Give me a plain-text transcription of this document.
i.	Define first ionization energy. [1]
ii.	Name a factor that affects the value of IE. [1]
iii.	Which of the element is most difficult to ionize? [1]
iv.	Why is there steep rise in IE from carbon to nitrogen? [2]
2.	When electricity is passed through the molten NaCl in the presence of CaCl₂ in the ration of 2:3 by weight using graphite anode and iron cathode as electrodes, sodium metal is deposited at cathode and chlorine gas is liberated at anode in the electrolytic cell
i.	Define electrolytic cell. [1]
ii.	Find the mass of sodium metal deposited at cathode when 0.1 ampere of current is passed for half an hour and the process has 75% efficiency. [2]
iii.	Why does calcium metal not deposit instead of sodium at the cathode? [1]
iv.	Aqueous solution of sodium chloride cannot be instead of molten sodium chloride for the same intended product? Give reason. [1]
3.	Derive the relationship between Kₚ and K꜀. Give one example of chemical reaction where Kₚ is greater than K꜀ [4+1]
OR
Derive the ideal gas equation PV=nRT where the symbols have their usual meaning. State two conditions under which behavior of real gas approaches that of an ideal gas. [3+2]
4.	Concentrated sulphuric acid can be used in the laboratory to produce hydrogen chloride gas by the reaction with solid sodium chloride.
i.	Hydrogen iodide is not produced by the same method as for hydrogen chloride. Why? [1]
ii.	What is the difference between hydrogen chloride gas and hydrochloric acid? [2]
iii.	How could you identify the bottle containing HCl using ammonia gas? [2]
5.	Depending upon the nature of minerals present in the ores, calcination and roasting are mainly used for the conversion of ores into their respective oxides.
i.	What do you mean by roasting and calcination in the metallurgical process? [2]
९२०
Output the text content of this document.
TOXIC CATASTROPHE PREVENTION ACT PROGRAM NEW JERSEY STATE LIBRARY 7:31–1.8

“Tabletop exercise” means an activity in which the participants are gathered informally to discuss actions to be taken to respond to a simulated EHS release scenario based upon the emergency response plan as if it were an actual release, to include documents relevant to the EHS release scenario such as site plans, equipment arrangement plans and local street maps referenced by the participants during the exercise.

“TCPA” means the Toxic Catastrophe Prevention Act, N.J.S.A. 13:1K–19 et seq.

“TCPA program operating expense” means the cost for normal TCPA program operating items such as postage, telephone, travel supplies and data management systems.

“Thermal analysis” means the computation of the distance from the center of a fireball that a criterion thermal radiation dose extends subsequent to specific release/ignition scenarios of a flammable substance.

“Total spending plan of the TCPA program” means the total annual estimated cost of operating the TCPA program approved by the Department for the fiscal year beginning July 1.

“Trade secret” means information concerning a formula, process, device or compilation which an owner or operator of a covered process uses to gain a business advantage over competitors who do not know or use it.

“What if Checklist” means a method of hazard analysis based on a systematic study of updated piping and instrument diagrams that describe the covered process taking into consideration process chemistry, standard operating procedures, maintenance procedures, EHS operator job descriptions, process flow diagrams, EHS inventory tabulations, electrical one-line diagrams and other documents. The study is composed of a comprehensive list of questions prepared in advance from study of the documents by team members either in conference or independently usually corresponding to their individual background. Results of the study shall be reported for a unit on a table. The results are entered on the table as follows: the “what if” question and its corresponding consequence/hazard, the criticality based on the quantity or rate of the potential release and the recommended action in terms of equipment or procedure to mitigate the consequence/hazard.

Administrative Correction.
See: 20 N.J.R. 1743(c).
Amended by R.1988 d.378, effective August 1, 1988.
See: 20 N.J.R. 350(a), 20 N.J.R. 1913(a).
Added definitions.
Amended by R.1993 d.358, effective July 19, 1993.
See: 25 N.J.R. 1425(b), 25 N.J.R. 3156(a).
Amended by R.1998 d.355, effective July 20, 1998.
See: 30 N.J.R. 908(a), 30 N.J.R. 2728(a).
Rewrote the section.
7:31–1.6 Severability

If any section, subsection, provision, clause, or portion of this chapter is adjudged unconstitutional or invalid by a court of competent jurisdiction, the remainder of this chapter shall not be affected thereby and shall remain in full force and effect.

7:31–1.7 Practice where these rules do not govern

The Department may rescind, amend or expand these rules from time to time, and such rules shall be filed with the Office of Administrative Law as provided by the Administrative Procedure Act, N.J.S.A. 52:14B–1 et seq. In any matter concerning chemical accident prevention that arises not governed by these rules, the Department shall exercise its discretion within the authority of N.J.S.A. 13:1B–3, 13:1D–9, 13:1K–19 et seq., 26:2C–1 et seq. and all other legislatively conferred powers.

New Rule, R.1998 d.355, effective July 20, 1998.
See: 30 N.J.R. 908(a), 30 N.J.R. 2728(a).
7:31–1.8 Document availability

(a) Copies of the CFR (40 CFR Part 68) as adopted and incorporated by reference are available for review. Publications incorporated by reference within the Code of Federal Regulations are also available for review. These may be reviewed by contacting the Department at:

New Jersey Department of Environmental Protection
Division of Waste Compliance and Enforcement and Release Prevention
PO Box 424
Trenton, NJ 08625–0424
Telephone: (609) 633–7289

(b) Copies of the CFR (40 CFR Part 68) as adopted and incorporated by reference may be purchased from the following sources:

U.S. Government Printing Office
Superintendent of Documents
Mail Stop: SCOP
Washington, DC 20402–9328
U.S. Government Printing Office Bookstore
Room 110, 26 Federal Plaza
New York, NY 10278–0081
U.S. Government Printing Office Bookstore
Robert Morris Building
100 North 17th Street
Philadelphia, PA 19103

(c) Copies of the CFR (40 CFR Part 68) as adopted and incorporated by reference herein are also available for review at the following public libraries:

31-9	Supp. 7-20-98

Problem to work on
Extract all of the data exactly as written.

Worked answer
Give me a plain-text transcription of this document.
i.	Define first ionization energy. [1]
ii.	Name a factor that affects the value of IE. [1]
iii.	Which of the element is most difficult to ionize? [1]
iv.	Why is there steep rise in IE from carbon to nitrogen? [2]
2.	When electricity is passed through the molten NaCl in the presence of CaCl₂ in the ration of 2:3 by weight using graphite anode and iron cathode as electrodes, sodium metal is deposited at cathode and chlorine gas is liberated at anode in the electrolytic cell
i.	Define electrolytic cell. [1]
ii.	Find the mass of sodium metal deposited at cathode when 0.1 ampere of current is passed for half an hour and the process has 75% efficiency. [2]
iii.	Why does calcium metal not deposit instead of sodium at the cathode? [1]
iv.	Aqueous solution of sodium chloride cannot be instead of molten sodium chloride for the same intended product? Give reason. [1]
3.	Derive the relationship between Kₚ and K꜀. Give one example of chemical reaction where Kₚ is greater than K꜀ [4+1]
OR
Derive the ideal gas equation PV=nRT where the symbols have their usual meaning. State two conditions under which behavior of real gas approaches that of an ideal gas. [3+2]
4.	Concentrated sulphuric acid can be used in the laboratory to produce hydrogen chloride gas by the reaction with solid sodium chloride.
i.	Hydrogen iodide is not produced by the same method as for hydrogen chloride. Why? [1]
ii.	What is the difference between hydrogen chloride gas and hydrochloric acid? [2]
iii.	How could you identify the bottle containing HCl using ammonia gas? [2]
5.	Depending upon the nature of minerals present in the ores, calcination and roasting are mainly used for the conversion of ores into their respective oxides.
i.	What do you mean by roasting and calcination in the metallurgical process? [2]
९२०
Output the text content of this document.
TOXIC CATASTROPHE PREVENTION ACT PROGRAM NEW JERSEY STATE LIBRARY 7:31–1.8

“Tabletop exercise” means an activity in which the participants are gathered informally to discuss actions to be taken to respond to a simulated EHS release scenario based upon the emergency response plan as if it were an actual release, to include documents relevant to the EHS release scenario such as site plans, equipment arrangement plans and local street maps referenced by the participants during the exercise.

“TCPA” means the Toxic Catastrophe Prevention Act, N.J.S.A. 13:1K–19 et seq.

“TCPA program operating expense” means the cost for normal TCPA program operating items such as postage, telephone, travel supplies and data management systems.

“Thermal analysis” means the computation of the distance from the center of a fireball that a criterion thermal radiation dose extends subsequent to specific release/ignition scenarios of a flammable substance.

“Total spending plan of the TCPA program” means the total annual estimated cost of operating the TCPA program approved by the Department for the fiscal year beginning July 1.

“Trade secret” means information concerning a formula, process, device or compilation which an owner or operator of a covered process uses to gain a business advantage over competitors who do not know or use it.

“What if Checklist” means a method of hazard analysis based on a systematic study of updated piping and instrument diagrams that describe the covered process taking into consideration process chemistry, standard operating procedures, maintenance procedures, EHS operator job descriptions, process flow diagrams, EHS inventory tabulations, electrical one-line diagrams and other documents. The study is composed of a comprehensive list of questions prepared in advance from study of the documents by team members either in conference or independently usually corresponding to their individual background. Results of the study shall be reported for a unit on a table. The results are entered on the table as follows: the “what if” question and its corresponding consequence/hazard, the criticality based on the quantity or rate of the potential release and the recommended action in terms of equipment or procedure to mitigate the consequence/hazard.

Administrative Correction.
See: 20 N.J.R. 1743(c).
Amended by R.1988 d.378, effective August 1, 1988.
See: 20 N.J.R. 350(a), 20 N.J.R. 1913(a).
Added definitions.
Amended by R.1993 d.358, effective July 19, 1993.
See: 25 N.J.R. 1425(b), 25 N.J.R. 3156(a).
Amended by R.1998 d.355, effective July 20, 1998.
See: 30 N.J.R. 908(a), 30 N.J.R. 2728(a).
Rewrote the section.
7:31–1.6 Severability

If any section, subsection, provision, clause, or portion of this chapter is adjudged unconstitutional or invalid by a court of competent jurisdiction, the remainder of this chapter shall not be affected thereby and shall remain in full force and effect.

7:31–1.7 Practice where these rules do not govern

The Department may rescind, amend or expand these rules from time to time, and such rules shall be filed with the Office of Administrative Law as provided by the Administrative Procedure Act, N.J.S.A. 52:14B–1 et seq. In any matter concerning chemical accident prevention that arises not governed by these rules, the Department shall exercise its discretion within the authority of N.J.S.A. 13:1B–3, 13:1D–9, 13:1K–19 et seq., 26:2C–1 et seq. and all other legislatively conferred powers.

New Rule, R.1998 d.355, effective July 20, 1998.
See: 30 N.J.R. 908(a), 30 N.J.R. 2728(a).
7:31–1.8 Document availability

(a) Copies of the CFR (40 CFR Part 68) as adopted and incorporated by reference are available for review. Publications incorporated by reference within the Code of Federal Regulations are also available for review. These may be reviewed by contacting the Department at:

New Jersey Department of Environmental Protection
Division of Waste Compliance and Enforcement and Release Prevention
PO Box 424
Trenton, NJ 08625–0424
Telephone: (609) 633–7289

(b) Copies of the CFR (40 CFR Part 68) as adopted and incorporated by reference may be purchased from the following sources:

U.S. Government Printing Office
Superintendent of Documents
Mail Stop: SCOP
Washington, DC 20402–9328
U.S. Government Printing Office Bookstore
Room 110, 26 Federal Plaza
New York, NY 10278–0081
U.S. Government Printing Office Bookstore
Robert Morris Building
100 North 17th Street
Philadelphia, PA 19103

(c) Copies of the CFR (40 CFR Part 68) as adopted and incorporated by reference herein are also available for review at the following public libraries:

31-9	Supp. 7-20-98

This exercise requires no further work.